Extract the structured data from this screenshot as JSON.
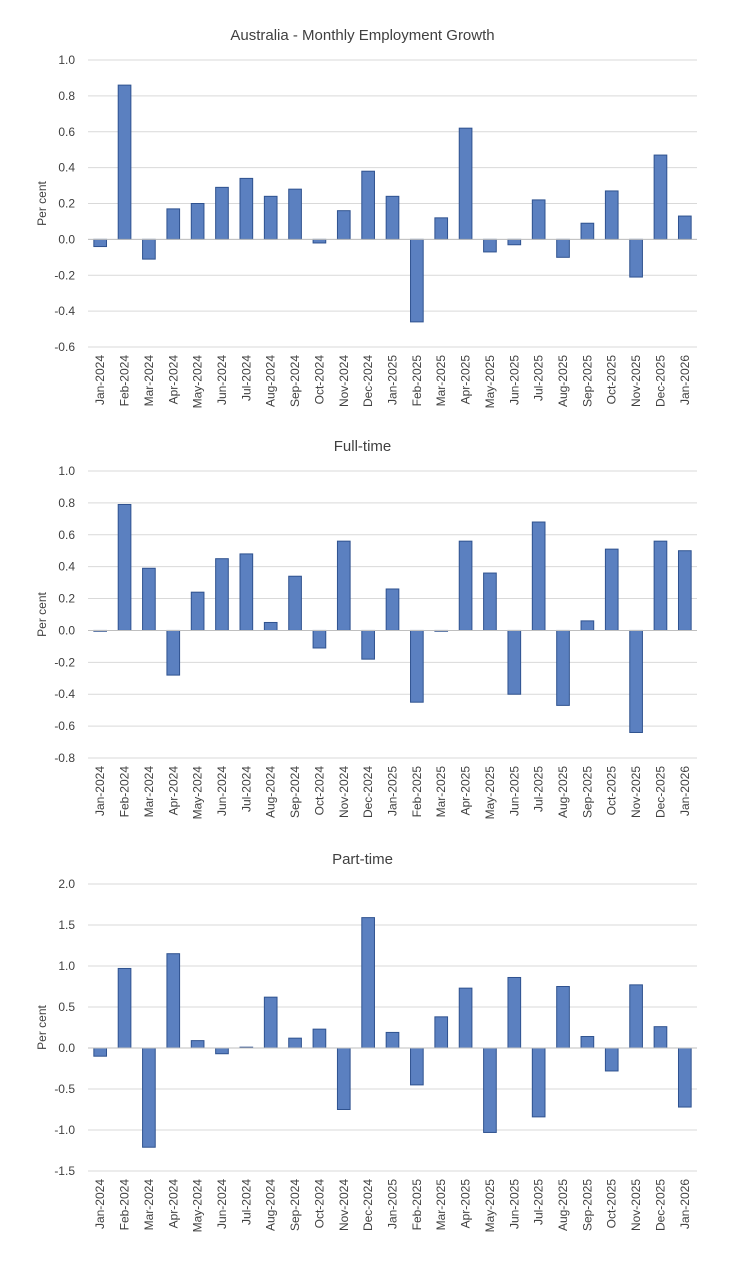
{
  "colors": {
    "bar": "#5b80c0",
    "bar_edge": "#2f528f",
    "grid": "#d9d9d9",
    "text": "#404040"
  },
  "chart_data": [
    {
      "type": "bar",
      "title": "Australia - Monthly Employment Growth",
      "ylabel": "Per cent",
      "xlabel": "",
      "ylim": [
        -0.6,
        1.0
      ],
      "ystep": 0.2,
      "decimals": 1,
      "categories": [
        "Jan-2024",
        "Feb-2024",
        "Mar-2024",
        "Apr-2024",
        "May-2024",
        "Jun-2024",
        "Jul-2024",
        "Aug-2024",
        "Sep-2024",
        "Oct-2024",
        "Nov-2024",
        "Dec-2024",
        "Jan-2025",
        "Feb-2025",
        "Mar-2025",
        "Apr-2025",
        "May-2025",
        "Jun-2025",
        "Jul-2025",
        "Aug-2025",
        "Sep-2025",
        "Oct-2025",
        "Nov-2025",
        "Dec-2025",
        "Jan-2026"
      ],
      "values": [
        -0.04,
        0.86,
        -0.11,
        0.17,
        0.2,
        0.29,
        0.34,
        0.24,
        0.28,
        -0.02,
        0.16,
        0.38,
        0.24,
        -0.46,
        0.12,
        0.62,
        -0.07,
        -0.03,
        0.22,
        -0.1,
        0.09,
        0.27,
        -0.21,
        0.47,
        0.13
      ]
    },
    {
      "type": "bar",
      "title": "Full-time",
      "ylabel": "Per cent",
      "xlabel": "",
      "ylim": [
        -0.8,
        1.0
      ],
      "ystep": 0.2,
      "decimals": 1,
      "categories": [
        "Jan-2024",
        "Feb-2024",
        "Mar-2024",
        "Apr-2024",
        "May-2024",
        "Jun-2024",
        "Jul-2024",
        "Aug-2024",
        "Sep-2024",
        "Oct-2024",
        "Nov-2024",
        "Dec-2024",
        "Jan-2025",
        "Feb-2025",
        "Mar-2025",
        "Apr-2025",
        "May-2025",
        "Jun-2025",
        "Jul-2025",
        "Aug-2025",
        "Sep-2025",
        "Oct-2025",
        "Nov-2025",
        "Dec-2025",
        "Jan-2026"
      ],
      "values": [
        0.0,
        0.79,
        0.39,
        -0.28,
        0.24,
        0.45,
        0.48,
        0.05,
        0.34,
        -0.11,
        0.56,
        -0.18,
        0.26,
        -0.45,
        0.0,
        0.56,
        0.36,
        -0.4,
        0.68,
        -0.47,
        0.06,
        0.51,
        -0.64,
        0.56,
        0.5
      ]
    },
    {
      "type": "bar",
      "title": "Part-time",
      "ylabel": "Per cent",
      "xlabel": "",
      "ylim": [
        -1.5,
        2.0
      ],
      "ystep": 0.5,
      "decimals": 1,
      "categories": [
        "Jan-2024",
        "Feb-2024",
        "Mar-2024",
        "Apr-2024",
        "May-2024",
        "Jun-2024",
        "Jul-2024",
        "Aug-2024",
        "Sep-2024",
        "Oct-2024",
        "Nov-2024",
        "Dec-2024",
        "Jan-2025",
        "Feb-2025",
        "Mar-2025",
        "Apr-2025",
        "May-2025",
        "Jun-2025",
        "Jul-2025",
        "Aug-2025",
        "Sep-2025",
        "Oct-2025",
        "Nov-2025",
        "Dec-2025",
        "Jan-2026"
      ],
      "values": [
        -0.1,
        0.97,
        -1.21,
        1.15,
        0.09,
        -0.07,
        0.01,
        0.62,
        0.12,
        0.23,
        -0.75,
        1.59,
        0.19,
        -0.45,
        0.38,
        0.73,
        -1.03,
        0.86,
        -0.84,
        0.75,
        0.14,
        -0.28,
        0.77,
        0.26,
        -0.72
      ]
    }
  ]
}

▬▬▬▬▬▬

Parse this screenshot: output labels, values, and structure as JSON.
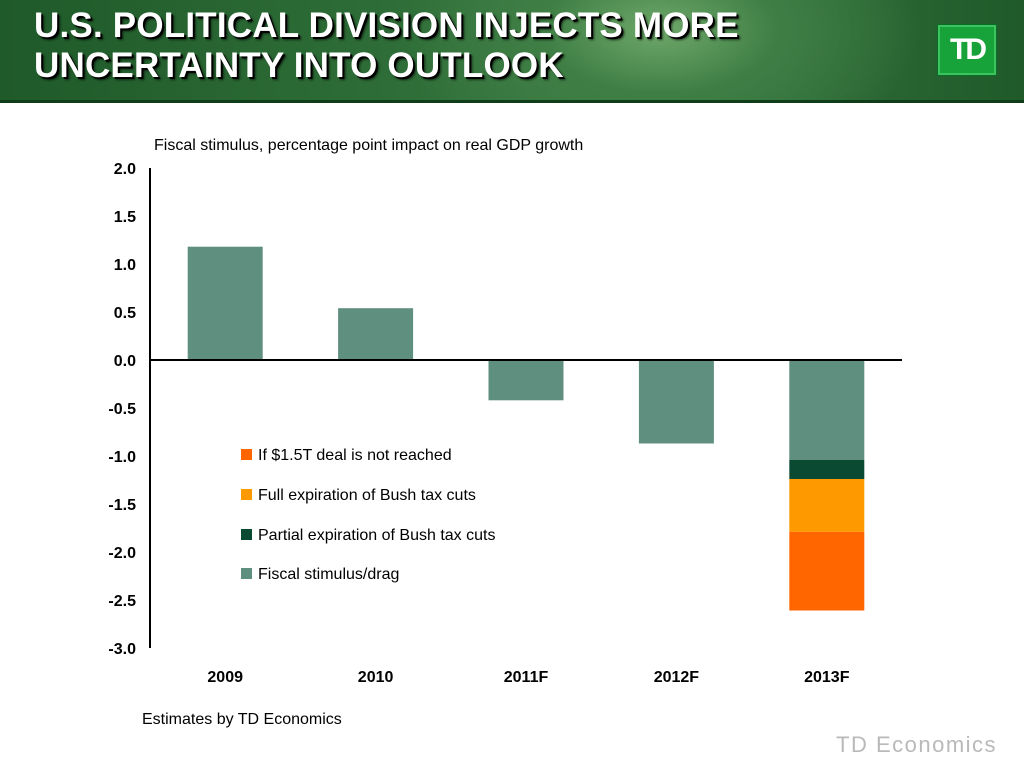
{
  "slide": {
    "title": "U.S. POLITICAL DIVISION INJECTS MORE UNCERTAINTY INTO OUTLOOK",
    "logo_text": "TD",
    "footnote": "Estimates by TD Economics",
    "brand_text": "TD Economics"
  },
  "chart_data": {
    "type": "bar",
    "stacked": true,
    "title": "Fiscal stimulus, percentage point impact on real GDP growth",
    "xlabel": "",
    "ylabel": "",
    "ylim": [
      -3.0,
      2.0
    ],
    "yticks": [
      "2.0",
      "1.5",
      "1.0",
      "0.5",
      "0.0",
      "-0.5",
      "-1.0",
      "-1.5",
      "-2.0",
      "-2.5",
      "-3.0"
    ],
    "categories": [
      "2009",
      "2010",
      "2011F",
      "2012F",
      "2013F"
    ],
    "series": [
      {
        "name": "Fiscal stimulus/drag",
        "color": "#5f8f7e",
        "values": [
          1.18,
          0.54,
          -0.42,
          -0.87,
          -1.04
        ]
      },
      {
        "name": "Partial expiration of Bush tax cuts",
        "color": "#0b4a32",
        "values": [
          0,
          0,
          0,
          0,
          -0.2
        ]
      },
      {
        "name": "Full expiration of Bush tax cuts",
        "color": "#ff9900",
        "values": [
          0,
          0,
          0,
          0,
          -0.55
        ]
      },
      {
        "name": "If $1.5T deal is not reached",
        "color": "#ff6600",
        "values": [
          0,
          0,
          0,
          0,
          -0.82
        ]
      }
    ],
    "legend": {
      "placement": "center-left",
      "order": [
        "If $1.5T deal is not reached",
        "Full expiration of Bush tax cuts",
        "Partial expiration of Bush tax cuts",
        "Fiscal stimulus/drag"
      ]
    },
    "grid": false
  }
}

▬▬▬▬▬▬

| Task requirements |
Scan the records above for the string "Economics", then select every line that holds it.

| The completed task |
    "footnote": "Estimates by TD Economics",
    "brand_text": "TD Economics"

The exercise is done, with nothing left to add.